## Records

-=-=-=-=-

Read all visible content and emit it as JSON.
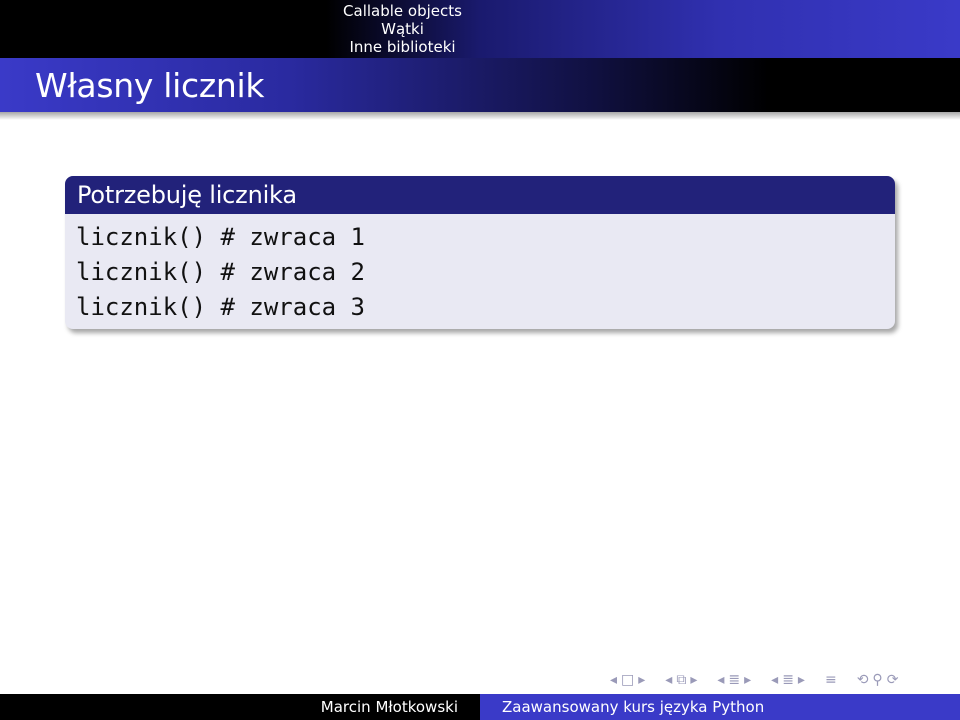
{
  "header": {
    "sections": [
      "Callable objects",
      "Wątki",
      "Inne biblioteki"
    ],
    "frame_title": "Własny licznik"
  },
  "block": {
    "title": "Potrzebuję licznika",
    "code_lines": [
      "licznik() # zwraca 1",
      "licznik() # zwraca 2",
      "licznik() # zwraca 3"
    ]
  },
  "navigation": {
    "icons": [
      "arrow-left-icon",
      "frame-icon",
      "arrow-right-icon",
      "arrow-left-icon",
      "subsection-icon",
      "arrow-right-icon",
      "arrow-left-icon",
      "section-icon",
      "arrow-right-icon",
      "arrow-left-icon",
      "section-icon",
      "arrow-right-icon",
      "align-icon",
      "search-icon",
      "back-icon"
    ]
  },
  "footer": {
    "author": "Marcin Młotkowski",
    "course_title": "Zaawansowany kurs języka Python"
  }
}
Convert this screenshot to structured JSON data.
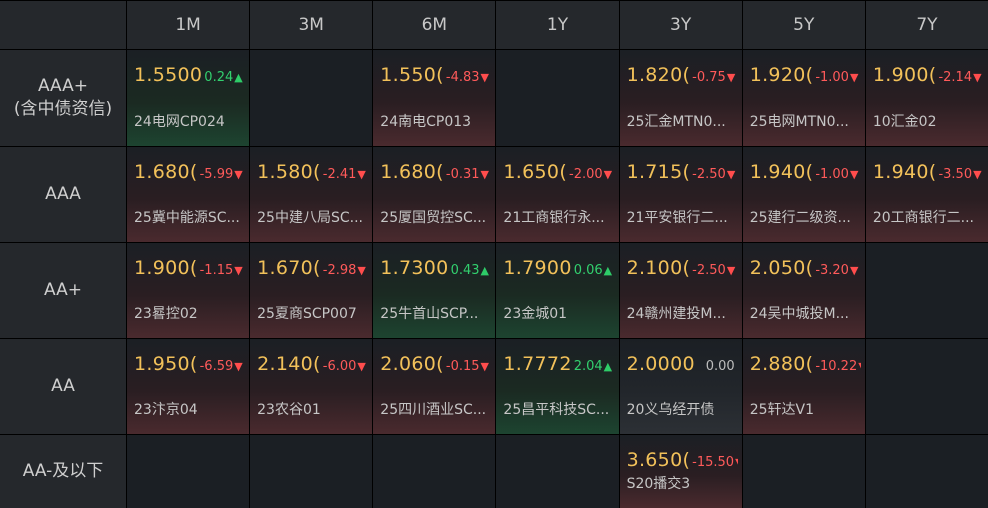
{
  "columns": [
    "1M",
    "3M",
    "6M",
    "1Y",
    "3Y",
    "5Y",
    "7Y"
  ],
  "colors": {
    "price": "#f2c15a",
    "down": "#ff5a5a",
    "up": "#32d06e"
  },
  "rows": [
    {
      "label": "AAA+\n(含中债资信)",
      "cells": [
        {
          "price": "1.5500",
          "change": "0.24",
          "dir": "up",
          "arrow": "▲",
          "name": "24电网CP024"
        },
        {},
        {
          "price": "1.550(",
          "change": "-4.83",
          "dir": "dn",
          "arrow": "▼",
          "name": "24南电CP013"
        },
        {},
        {
          "price": "1.820(",
          "change": "-0.75",
          "dir": "dn",
          "arrow": "▼",
          "name": "25汇金MTN0..."
        },
        {
          "price": "1.920(",
          "change": "-1.00",
          "dir": "dn",
          "arrow": "▼",
          "name": "25电网MTN0..."
        },
        {
          "price": "1.900(",
          "change": "-2.14",
          "dir": "dn",
          "arrow": "▼",
          "name": "10汇金02"
        }
      ]
    },
    {
      "label": "AAA",
      "cells": [
        {
          "price": "1.680(",
          "change": "-5.99",
          "dir": "dn",
          "arrow": "▼",
          "name": "25冀中能源SC..."
        },
        {
          "price": "1.580(",
          "change": "-2.41",
          "dir": "dn",
          "arrow": "▼",
          "name": "25中建八局SC..."
        },
        {
          "price": "1.680(",
          "change": "-0.31",
          "dir": "dn",
          "arrow": "▼",
          "name": "25厦国贸控SC..."
        },
        {
          "price": "1.650(",
          "change": "-2.00",
          "dir": "dn",
          "arrow": "▼",
          "name": "21工商银行永..."
        },
        {
          "price": "1.715(",
          "change": "-2.50",
          "dir": "dn",
          "arrow": "▼",
          "name": "21平安银行二..."
        },
        {
          "price": "1.940(",
          "change": "-1.00",
          "dir": "dn",
          "arrow": "▼",
          "name": "25建行二级资..."
        },
        {
          "price": "1.940(",
          "change": "-3.50",
          "dir": "dn",
          "arrow": "▼",
          "name": "20工商银行二..."
        }
      ]
    },
    {
      "label": "AA+",
      "cells": [
        {
          "price": "1.900(",
          "change": "-1.15",
          "dir": "dn",
          "arrow": "▼",
          "name": "23晷控02"
        },
        {
          "price": "1.670(",
          "change": "-2.98",
          "dir": "dn",
          "arrow": "▼",
          "name": "25夏商SCP007"
        },
        {
          "price": "1.7300",
          "change": "0.43",
          "dir": "up",
          "arrow": "▲",
          "name": "25牛首山SCP..."
        },
        {
          "price": "1.7900",
          "change": "0.06",
          "dir": "up",
          "arrow": "▲",
          "name": "23金城01"
        },
        {
          "price": "2.100(",
          "change": "-2.50",
          "dir": "dn",
          "arrow": "▼",
          "name": "24赣州建投M..."
        },
        {
          "price": "2.050(",
          "change": "-3.20",
          "dir": "dn",
          "arrow": "▼",
          "name": "24吴中城投M..."
        },
        {}
      ]
    },
    {
      "label": "AA",
      "cells": [
        {
          "price": "1.950(",
          "change": "-6.59",
          "dir": "dn",
          "arrow": "▼",
          "name": "23汴京04"
        },
        {
          "price": "2.140(",
          "change": "-6.00",
          "dir": "dn",
          "arrow": "▼",
          "name": "23农谷01"
        },
        {
          "price": "2.060(",
          "change": "-0.15",
          "dir": "dn",
          "arrow": "▼",
          "name": "25四川酒业SC..."
        },
        {
          "price": "1.7772",
          "change": "2.04",
          "dir": "up",
          "arrow": "▲",
          "name": "25昌平科技SC..."
        },
        {
          "price": "2.0000",
          "change": "0.00",
          "dir": "flat",
          "arrow": "",
          "name": "20义乌经开债"
        },
        {
          "price": "2.880(",
          "change": "-10.22",
          "dir": "dn",
          "arrow": "▼",
          "name": "25轩达V1"
        },
        {}
      ]
    },
    {
      "label": "AA-及以下",
      "cells": [
        {},
        {},
        {},
        {},
        {
          "price": "3.650(",
          "change": "-15.50",
          "dir": "dn",
          "arrow": "▼",
          "name": "S20播交3"
        },
        {},
        {}
      ]
    }
  ]
}
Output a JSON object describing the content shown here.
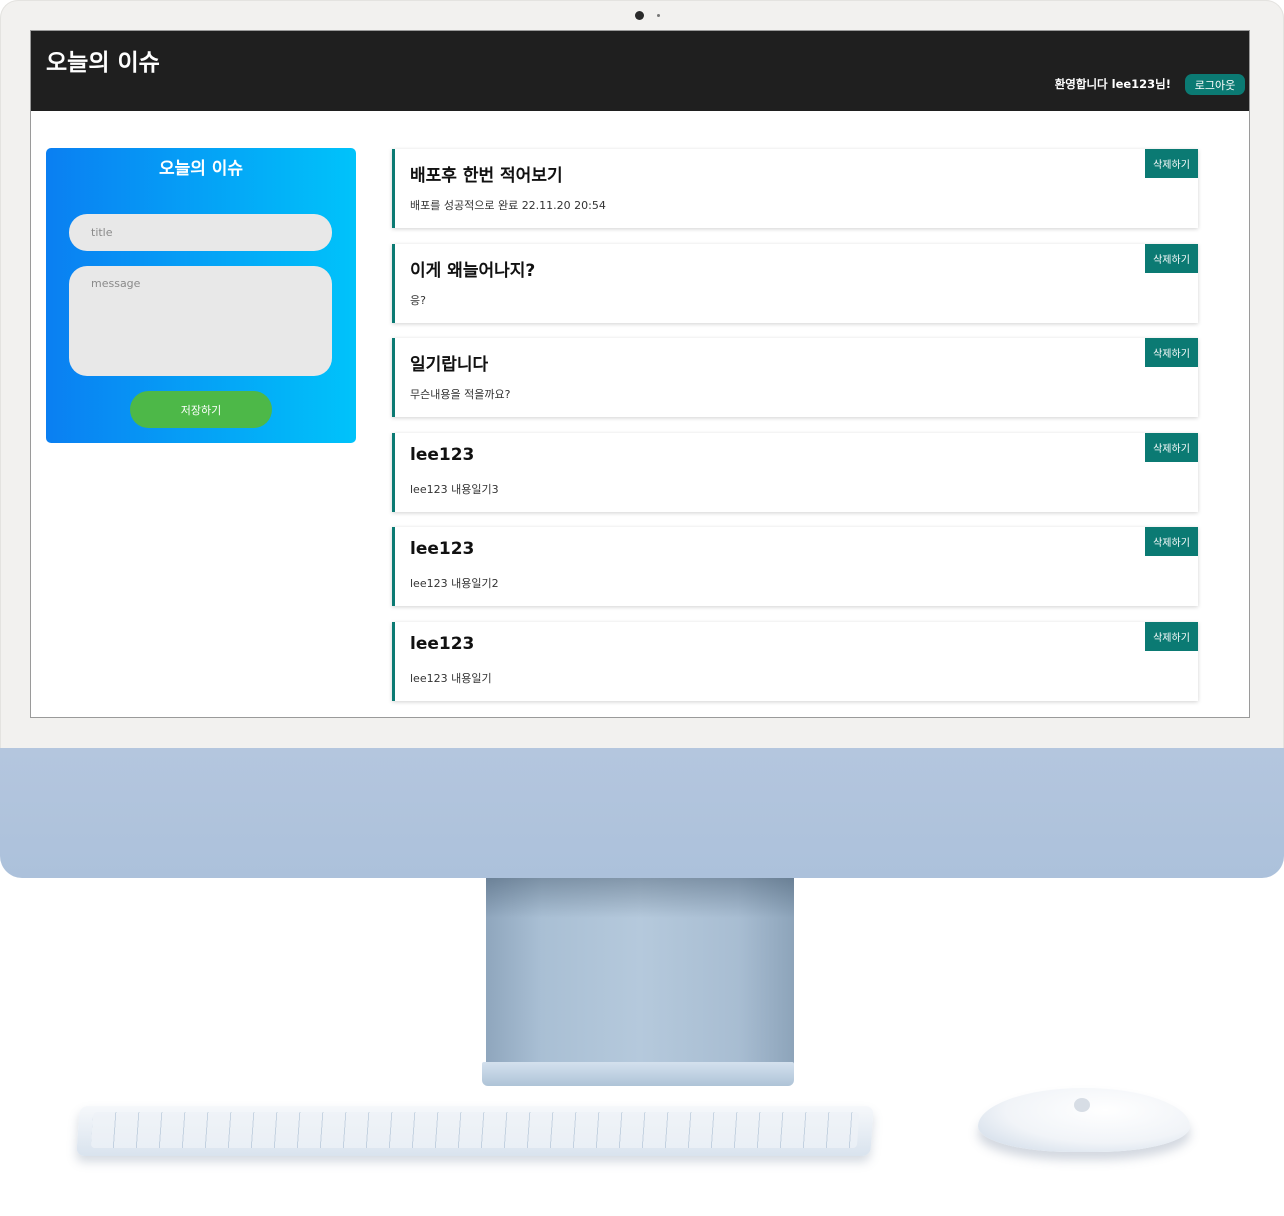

-=-=-=-=-

## Exercise
Write the records out again in full, exactly, and skip every picture.

## Correct output
Read all visible content and emit it as JSON.
{
  "header": {
    "sections": [
      "Callable objects",
      "Wątki",
      "Inne biblioteki"
    ],
    "frame_title": "Własny licznik"
  },
  "block": {
    "title": "Potrzebuję licznika",
    "code_lines": [
      "licznik() # zwraca 1",
      "licznik() # zwraca 2",
      "licznik() # zwraca 3"
    ]
  },
  "navigation": {
    "icons": [
      "arrow-left-icon",
      "frame-icon",
      "arrow-right-icon",
      "arrow-left-icon",
      "subsection-icon",
      "arrow-right-icon",
      "arrow-left-icon",
      "section-icon",
      "arrow-right-icon",
      "arrow-left-icon",
      "section-icon",
      "arrow-right-icon",
      "align-icon",
      "search-icon",
      "back-icon"
    ]
  },
  "footer": {
    "author": "Marcin Młotkowski",
    "course_title": "Zaawansowany kurs języka Python"
  }
}
Convert this screenshot to structured JSON data.
{
  "columns": [
    "1M",
    "3M",
    "6M",
    "1Y",
    "3Y",
    "5Y",
    "7Y"
  ],
  "colors": {
    "price": "#f2c15a",
    "down": "#ff5a5a",
    "up": "#32d06e"
  },
  "rows": [
    {
      "label": "AAA+\n(含中债资信)",
      "cells": [
        {
          "price": "1.5500",
          "change": "0.24",
          "dir": "up",
          "arrow": "▲",
          "name": "24电网CP024"
        },
        {},
        {
          "price": "1.550(",
          "change": "-4.83",
          "dir": "dn",
          "arrow": "▼",
          "name": "24南电CP013"
        },
        {},
        {
          "price": "1.820(",
          "change": "-0.75",
          "dir": "dn",
          "arrow": "▼",
          "name": "25汇金MTN0..."
        },
        {
          "price": "1.920(",
          "change": "-1.00",
          "dir": "dn",
          "arrow": "▼",
          "name": "25电网MTN0..."
        },
        {
          "price": "1.900(",
          "change": "-2.14",
          "dir": "dn",
          "arrow": "▼",
          "name": "10汇金02"
        }
      ]
    },
    {
      "label": "AAA",
      "cells": [
        {
          "price": "1.680(",
          "change": "-5.99",
          "dir": "dn",
          "arrow": "▼",
          "name": "25冀中能源SC..."
        },
        {
          "price": "1.580(",
          "change": "-2.41",
          "dir": "dn",
          "arrow": "▼",
          "name": "25中建八局SC..."
        },
        {
          "price": "1.680(",
          "change": "-0.31",
          "dir": "dn",
          "arrow": "▼",
          "name": "25厦国贸控SC..."
        },
        {
          "price": "1.650(",
          "change": "-2.00",
          "dir": "dn",
          "arrow": "▼",
          "name": "21工商银行永..."
        },
        {
          "price": "1.715(",
          "change": "-2.50",
          "dir": "dn",
          "arrow": "▼",
          "name": "21平安银行二..."
        },
        {
          "price": "1.940(",
          "change": "-1.00",
          "dir": "dn",
          "arrow": "▼",
          "name": "25建行二级资..."
        },
        {
          "price": "1.940(",
          "change": "-3.50",
          "dir": "dn",
          "arrow": "▼",
          "name": "20工商银行二..."
        }
      ]
    },
    {
      "label": "AA+",
      "cells": [
        {
          "price": "1.900(",
          "change": "-1.15",
          "dir": "dn",
          "arrow": "▼",
          "name": "23晷控02"
        },
        {
          "price": "1.670(",
          "change": "-2.98",
          "dir": "dn",
          "arrow": "▼",
          "name": "25夏商SCP007"
        },
        {
          "price": "1.7300",
          "change": "0.43",
          "dir": "up",
          "arrow": "▲",
          "name": "25牛首山SCP..."
        },
        {
          "price": "1.7900",
          "change": "0.06",
          "dir": "up",
          "arrow": "▲",
          "name": "23金城01"
        },
        {
          "price": "2.100(",
          "change": "-2.50",
          "dir": "dn",
          "arrow": "▼",
          "name": "24赣州建投M..."
        },
        {
          "price": "2.050(",
          "change": "-3.20",
          "dir": "dn",
          "arrow": "▼",
          "name": "24吴中城投M..."
        },
        {}
      ]
    },
    {
      "label": "AA",
      "cells": [
        {
          "price": "1.950(",
          "change": "-6.59",
          "dir": "dn",
          "arrow": "▼",
          "name": "23汴京04"
        },
        {
          "price": "2.140(",
          "change": "-6.00",
          "dir": "dn",
          "arrow": "▼",
          "name": "23农谷01"
        },
        {
          "price": "2.060(",
          "change": "-0.15",
          "dir": "dn",
          "arrow": "▼",
          "name": "25四川酒业SC..."
        },
        {
          "price": "1.7772",
          "change": "2.04",
          "dir": "up",
          "arrow": "▲",
          "name": "25昌平科技SC..."
        },
        {
          "price": "2.0000",
          "change": "0.00",
          "dir": "flat",
          "arrow": "",
          "name": "20义乌经开债"
        },
        {
          "price": "2.880(",
          "change": "-10.22",
          "dir": "dn",
          "arrow": "▼",
          "name": "25轩达V1"
        },
        {}
      ]
    },
    {
      "label": "AA-及以下",
      "cells": [
        {},
        {},
        {},
        {},
        {
          "price": "3.650(",
          "change": "-15.50",
          "dir": "dn",
          "arrow": "▼",
          "name": "S20播交3"
        },
        {},
        {}
      ]
    }
  ]
}
Output a JSON object describing the content shown here.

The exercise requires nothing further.